Filter this material down to the lines that hold "structure", copying each one.

=== Supplied data ===
━━━━━━━━━━━━━━━━

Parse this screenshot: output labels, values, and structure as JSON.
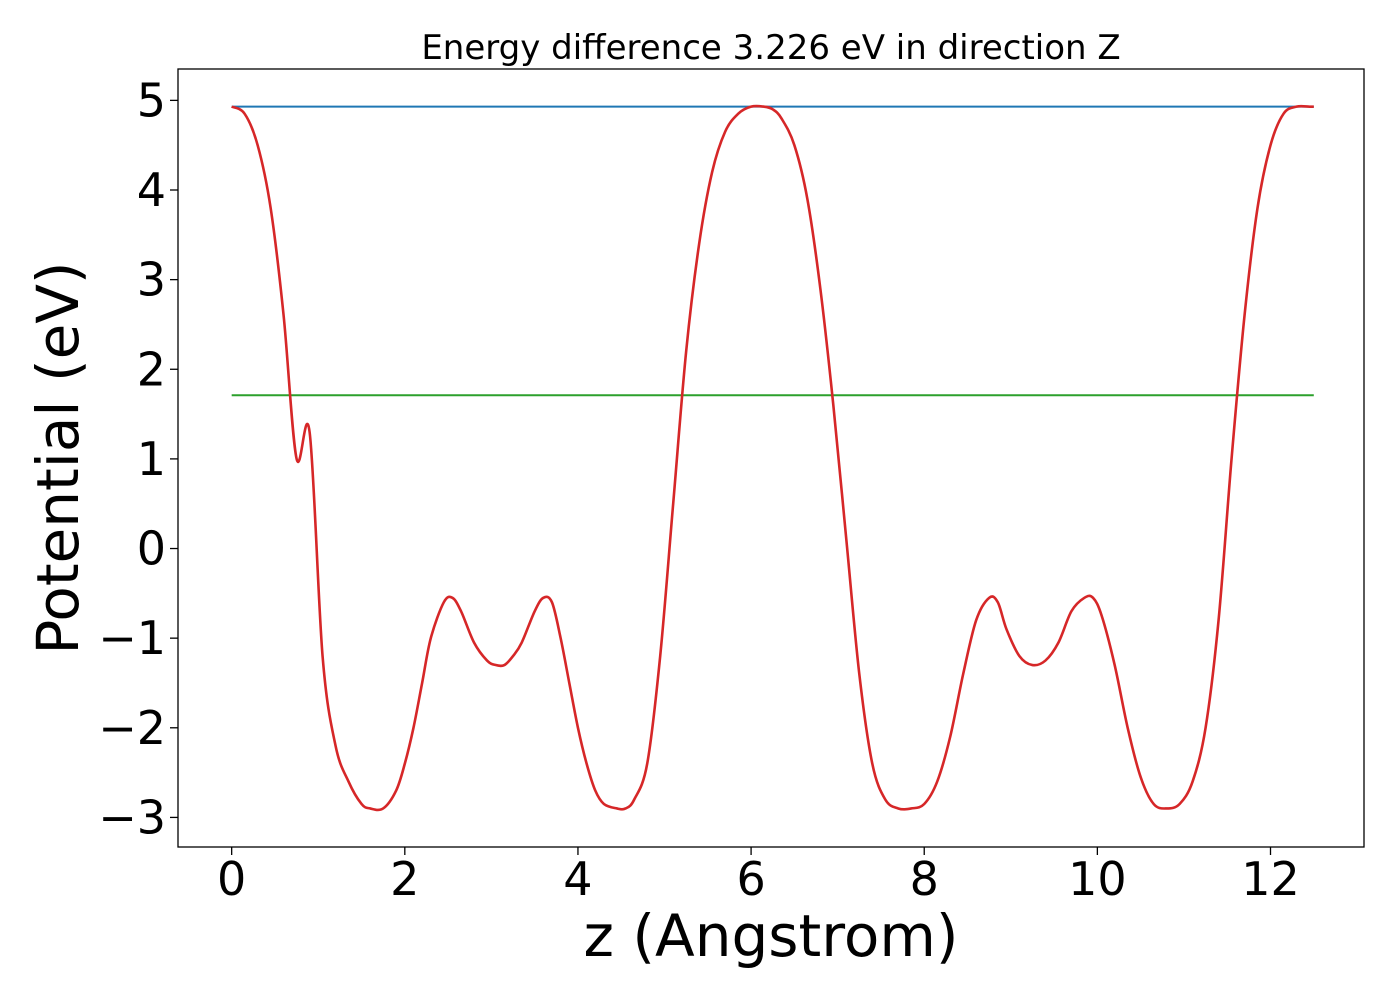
{
  "chart_data": {
    "type": "line",
    "title": "Energy difference 3.226 eV in direction Z",
    "xlabel": "z (Angstrom)",
    "ylabel": "Potential (eV)",
    "xlim": [
      -0.62,
      13.08
    ],
    "ylim": [
      -3.33,
      5.35
    ],
    "xticks": [
      0,
      2,
      4,
      6,
      8,
      10,
      12
    ],
    "xtick_labels": [
      "0",
      "2",
      "4",
      "6",
      "8",
      "10",
      "12"
    ],
    "yticks": [
      -3,
      -2,
      -1,
      0,
      1,
      2,
      3,
      4,
      5
    ],
    "ytick_labels": [
      "−3",
      "−2",
      "−1",
      "0",
      "1",
      "2",
      "3",
      "4",
      "5"
    ],
    "grid": false,
    "legend": false,
    "series": [
      {
        "color": "#d62728",
        "style": "curve",
        "x": [
          0,
          0.15,
          0.3,
          0.45,
          0.6,
          0.75,
          0.9,
          1.05,
          1.2,
          1.35,
          1.5,
          1.6,
          1.75,
          1.9,
          2.0,
          2.1,
          2.2,
          2.3,
          2.45,
          2.55,
          2.65,
          2.8,
          2.95,
          3.05,
          3.15,
          3.25,
          3.35,
          3.5,
          3.6,
          3.7,
          3.8,
          3.9,
          4.0,
          4.1,
          4.2,
          4.3,
          4.45,
          4.55,
          4.65,
          4.8,
          4.95,
          5.1,
          5.25,
          5.4,
          5.55,
          5.7,
          5.85,
          6.0,
          6.15,
          6.25,
          6.35,
          6.5,
          6.65,
          6.8,
          6.95,
          7.1,
          7.25,
          7.4,
          7.55,
          7.7,
          7.85,
          8.0,
          8.15,
          8.3,
          8.45,
          8.6,
          8.75,
          8.85,
          8.95,
          9.1,
          9.25,
          9.4,
          9.55,
          9.7,
          9.85,
          9.95,
          10.05,
          10.2,
          10.35,
          10.5,
          10.65,
          10.8,
          10.95,
          11.1,
          11.25,
          11.4,
          11.55,
          11.7,
          11.85,
          12.0,
          12.15,
          12.3,
          12.45,
          12.5
        ],
        "y": [
          4.93,
          4.85,
          4.5,
          3.8,
          2.6,
          1.0,
          1.3,
          -1.2,
          -2.2,
          -2.6,
          -2.85,
          -2.9,
          -2.9,
          -2.7,
          -2.4,
          -2.0,
          -1.5,
          -1.0,
          -0.6,
          -0.55,
          -0.7,
          -1.05,
          -1.25,
          -1.3,
          -1.3,
          -1.2,
          -1.05,
          -0.7,
          -0.55,
          -0.6,
          -1.0,
          -1.5,
          -2.0,
          -2.4,
          -2.7,
          -2.85,
          -2.9,
          -2.9,
          -2.8,
          -2.4,
          -1.2,
          0.5,
          2.2,
          3.4,
          4.2,
          4.65,
          4.85,
          4.93,
          4.93,
          4.9,
          4.8,
          4.5,
          3.9,
          2.9,
          1.6,
          0.1,
          -1.4,
          -2.4,
          -2.8,
          -2.9,
          -2.9,
          -2.85,
          -2.6,
          -2.1,
          -1.4,
          -0.8,
          -0.55,
          -0.6,
          -0.9,
          -1.2,
          -1.3,
          -1.25,
          -1.05,
          -0.7,
          -0.55,
          -0.55,
          -0.75,
          -1.3,
          -2.0,
          -2.55,
          -2.85,
          -2.9,
          -2.85,
          -2.6,
          -2.0,
          -0.8,
          1.0,
          2.6,
          3.8,
          4.5,
          4.85,
          4.93,
          4.93,
          4.93
        ]
      },
      {
        "color": "#1f77b4",
        "style": "line",
        "x": [
          0,
          12.5
        ],
        "y": [
          4.93,
          4.93
        ]
      },
      {
        "color": "#2ca02c",
        "style": "line",
        "x": [
          0,
          12.5
        ],
        "y": [
          1.71,
          1.71
        ]
      }
    ]
  }
}
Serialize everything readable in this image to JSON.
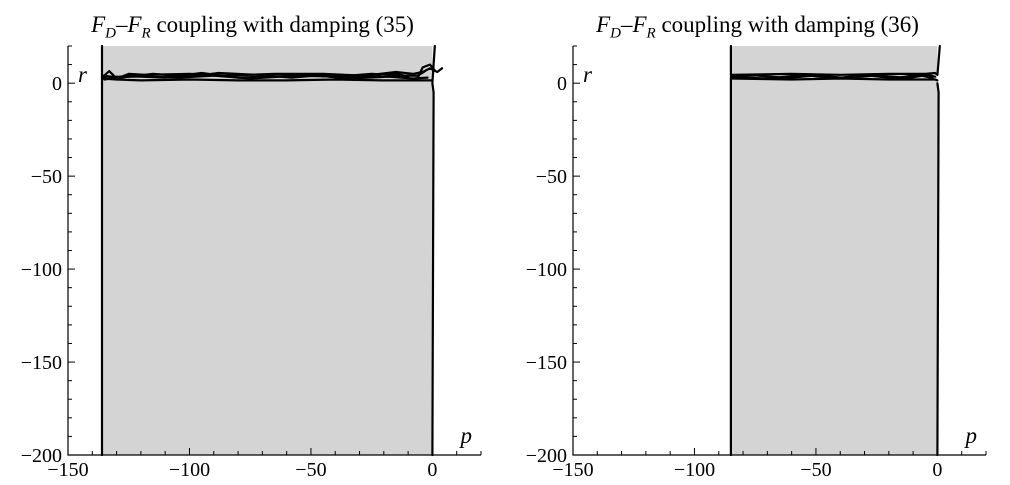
{
  "chart_data": [
    {
      "type": "region",
      "title": "F_D–F_R coupling with damping (35)",
      "xlabel": "p",
      "ylabel": "r",
      "xlim": [
        -150,
        20
      ],
      "ylim": [
        -200,
        20
      ],
      "xticks": [
        {
          "v": -150,
          "t": "−150"
        },
        {
          "v": -100,
          "t": "−100"
        },
        {
          "v": -50,
          "t": "−50"
        },
        {
          "v": 0,
          "t": "0"
        }
      ],
      "yticks": [
        {
          "v": 0,
          "t": "0"
        },
        {
          "v": -50,
          "t": "−50"
        },
        {
          "v": -100,
          "t": "−100"
        },
        {
          "v": -150,
          "t": "−150"
        },
        {
          "v": -200,
          "t": "−200"
        }
      ],
      "region": {
        "p_min": -136,
        "p_max": 0,
        "r_min": -200,
        "r_max": 20
      },
      "boundary_curves": [
        [
          [
            -136,
            -200
          ],
          [
            -136,
            20
          ]
        ],
        [
          [
            0,
            -200
          ],
          [
            0.5,
            -5
          ],
          [
            0,
            0
          ],
          [
            1,
            20
          ]
        ],
        [
          [
            -136,
            2.5
          ],
          [
            -130,
            2
          ],
          [
            -120,
            1.5
          ],
          [
            -100,
            2
          ],
          [
            -80,
            1.5
          ],
          [
            -60,
            1.5
          ],
          [
            -40,
            2
          ],
          [
            -20,
            1.5
          ],
          [
            -5,
            1.5
          ],
          [
            0,
            1.5
          ]
        ],
        [
          [
            -136,
            3
          ],
          [
            -133,
            6.5
          ],
          [
            -130,
            2.5
          ],
          [
            -125,
            5
          ],
          [
            -118,
            4.5
          ],
          [
            -100,
            5
          ],
          [
            -85,
            4
          ],
          [
            -65,
            5
          ],
          [
            -45,
            5
          ],
          [
            -28,
            4
          ],
          [
            -15,
            6
          ],
          [
            -8,
            5
          ],
          [
            -4,
            6
          ],
          [
            -1,
            8
          ],
          [
            2,
            6
          ],
          [
            4,
            8
          ]
        ],
        [
          [
            -136,
            3.5
          ],
          [
            -120,
            3.5
          ],
          [
            -110,
            3
          ],
          [
            -95,
            5.5
          ],
          [
            -80,
            3
          ],
          [
            -70,
            3.5
          ],
          [
            -55,
            4
          ],
          [
            -40,
            3.5
          ],
          [
            -25,
            5
          ],
          [
            -12,
            4
          ],
          [
            -6,
            4
          ],
          [
            -3,
            6.5
          ]
        ],
        [
          [
            -135,
            2
          ],
          [
            -125,
            4
          ],
          [
            -105,
            3
          ],
          [
            -90,
            4
          ],
          [
            -75,
            2.5
          ],
          [
            -50,
            4.5
          ],
          [
            -35,
            2.5
          ],
          [
            -18,
            3.5
          ],
          [
            -8,
            2.5
          ],
          [
            -2,
            3
          ]
        ],
        [
          [
            -136,
            4
          ],
          [
            -128,
            3
          ],
          [
            -115,
            5
          ],
          [
            -100,
            3.5
          ],
          [
            -88,
            5.5
          ],
          [
            -72,
            4.5
          ],
          [
            -58,
            3
          ],
          [
            -44,
            4.5
          ],
          [
            -30,
            3
          ],
          [
            -16,
            5.5
          ],
          [
            -10,
            3.5
          ]
        ],
        [
          [
            -6,
            3
          ],
          [
            -4,
            8.5
          ],
          [
            -1,
            10
          ],
          [
            1,
            7
          ]
        ]
      ]
    },
    {
      "type": "region",
      "title": "F_D–F_R coupling with damping (36)",
      "xlabel": "p",
      "ylabel": "r",
      "xlim": [
        -150,
        20
      ],
      "ylim": [
        -200,
        20
      ],
      "xticks": [
        {
          "v": -150,
          "t": "−150"
        },
        {
          "v": -100,
          "t": "−100"
        },
        {
          "v": -50,
          "t": "−50"
        },
        {
          "v": 0,
          "t": "0"
        }
      ],
      "yticks": [
        {
          "v": 0,
          "t": "0"
        },
        {
          "v": -50,
          "t": "−50"
        },
        {
          "v": -100,
          "t": "−100"
        },
        {
          "v": -150,
          "t": "−150"
        },
        {
          "v": -200,
          "t": "−200"
        }
      ],
      "region": {
        "p_min": -85,
        "p_max": 0,
        "r_min": -200,
        "r_max": 20
      },
      "boundary_curves": [
        [
          [
            -85,
            -200
          ],
          [
            -85,
            2.5
          ]
        ],
        [
          [
            -85,
            4.5
          ],
          [
            -85,
            20
          ]
        ],
        [
          [
            0,
            -200
          ],
          [
            0.5,
            -5
          ],
          [
            0,
            0
          ]
        ],
        [
          [
            0,
            4.5
          ],
          [
            0.5,
            12
          ],
          [
            1,
            20
          ]
        ],
        [
          [
            -85,
            4.5
          ],
          [
            -60,
            5
          ],
          [
            -40,
            4.5
          ],
          [
            -20,
            5
          ],
          [
            -5,
            5
          ],
          [
            -1,
            5.5
          ],
          [
            0,
            4.5
          ]
        ],
        [
          [
            -85,
            2.5
          ],
          [
            -60,
            2
          ],
          [
            -40,
            2.5
          ],
          [
            -20,
            2
          ],
          [
            -5,
            2
          ],
          [
            -1,
            2
          ],
          [
            0,
            1.5
          ]
        ],
        [
          [
            -85,
            3.5
          ],
          [
            -75,
            4.2
          ],
          [
            -62,
            2.8
          ],
          [
            -50,
            4.2
          ],
          [
            -38,
            2.8
          ],
          [
            -25,
            4.2
          ],
          [
            -12,
            2.8
          ],
          [
            -4,
            4.5
          ],
          [
            -1,
            3.5
          ]
        ],
        [
          [
            -85,
            3.2
          ],
          [
            -70,
            2.5
          ],
          [
            -55,
            4.4
          ],
          [
            -42,
            2.6
          ],
          [
            -30,
            4.4
          ],
          [
            -18,
            2.6
          ],
          [
            -8,
            4.5
          ],
          [
            -2,
            2.8
          ]
        ]
      ]
    }
  ]
}
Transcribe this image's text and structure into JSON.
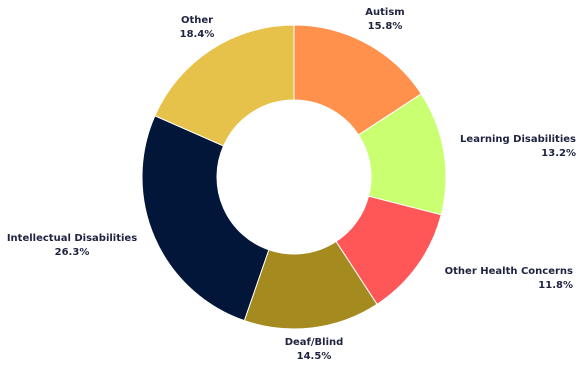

━━━━━━━━━━━━━━━━

=== Complete response ===
Parse this screenshot: output labels, values, and structure as JSON.
Transcribe this image's text and structure into JSON.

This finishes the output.